Continue the forum thread about buying a free-to-air box in the Cork area, starting right after its last line.

[TEXT TO READ]:
####

# free to air



## salaried (8 Sep 2010)

Hello, I am living in the Cork area and am looking to get a free to air box as I prefer a once off payment instead of a bi monthly bill. I am satisfied with the channels described to me by 3 different installers but the cost varies between them. I visited two shops yesterday, The first quoted me 350.00 euro but that included an aerial for the rte channels. The second shop quoted 249.00 euro and can still have rte by using the cable left by UPC , But will have to use two remotes, and the third installer is someone I found in the classified ads in the local paper who quoted a price of 159.00 euro.Anybody particularly in the Cork area that can help I would appreciate it, Thanks.


----------



## Staples (8 Sep 2010)

Salaried

I'm no expert but am looking at the same issue.

My in-laws have the same twin-remote system and it's a bit of a pain.  

It was pointed out to me thatfor that kind of money, you could get a year's subscription to Sky.  After the year, you could cancel your subsciption and you'd be left with just the free-to-air channels, including RTE, TV3, etc.  In this circumstance, you'd need only one remote.

Perhaps some more experienced posters could confirm whether this is an option.


----------



## aristotle (8 Sep 2010)

Do Sky not take back the box if you cancel your subscription?


----------



## manaboutdog (8 Sep 2010)

Sky don't take back the box, but RTE, TV3 & TG4 are not free to air through the sky dish. Once you cancel the subscription, these will become blocked and you'll need to revert to a conventional aerial and also a second remote in order to access them.


----------



## Barney Magoo (8 Sep 2010)

Why not get a combined remote?


----------



## whiskey1 (10 Sep 2010)

i use an old sky box i got from a friend. works great. dont have the irish channels but not bothered as i have the rte aerial anyway.


----------



## roker (23 Sep 2010)

You can set-up the Sky remote Control to operate the TV and the terestial channels ie RTE etc


----------



## NOAH (30 Sep 2010)

why not wait until 31st october and see if tv3 is on the new DTT service and then buy a combo box ie a dtt tuner and a sat tuner,  one remote, need a dish for 28east, and maybe a new aerial.  a neat solution,  

noah


----------



## wishbone (15 Nov 2010)

####

[INFORMATION PROVIDED]:

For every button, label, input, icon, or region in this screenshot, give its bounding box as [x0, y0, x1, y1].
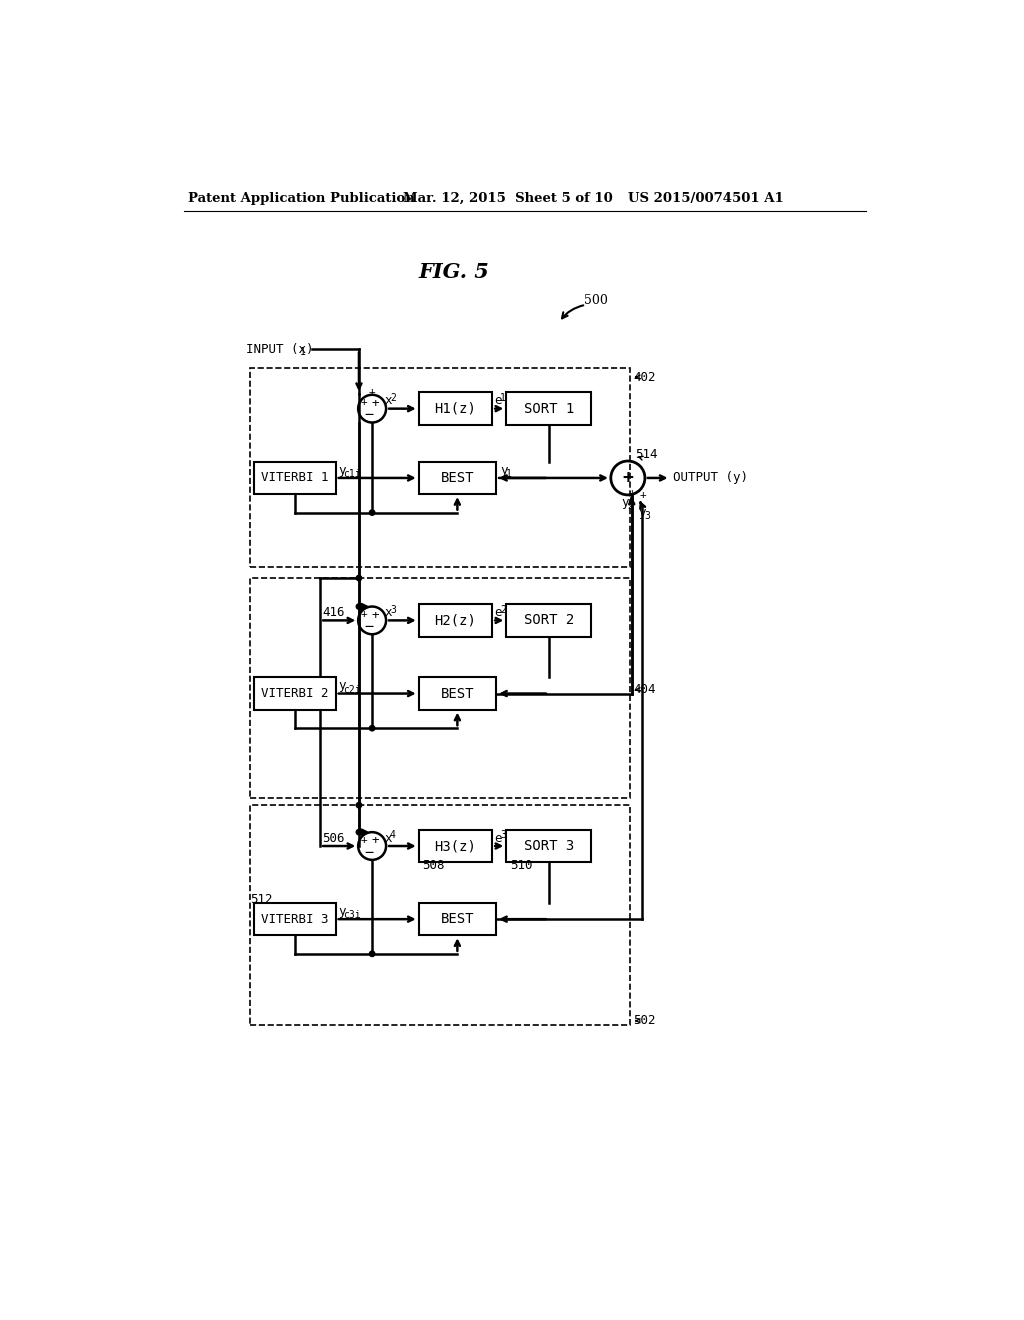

####

[ANSWER TO THIS PROBLEM]:
*We use FTA and Antenna*

Hiya, we use FTA Satellite dish and a small indoor aerial (but we're close to a transmitter) and we get lovely Digital RTE and TV3, TG4 and RTE News channel as well as all the BBCs, ITVs, C4s etc with our dish.  We installed it ourselves.  Bought a sky dish, a lidl receiver and Bob's your uncle.  Whole setup cost us 100e.  You may need a better antenna for your RTEs though depending on where you live.  We use the two remotes, one for RTEs, and one for Dish received channels...it's no big deal when you know it's nice and free!


----------



## Ceist Beag (8 Feb 2011)

foggers you made 6 posts today all recommending this same crowd - would you have any vested interest to declare?


----------



## Finlandia (8 Feb 2011)

Hi Whiskey

I am cancelling my subscription with sky they told me they dont take the boxes back but what use would they be to me if my subscritption has been cancelled (not very techno savvy).  and not sure how i would be able to view channels then.  Thanks


----------



## Leo (9 Feb 2011)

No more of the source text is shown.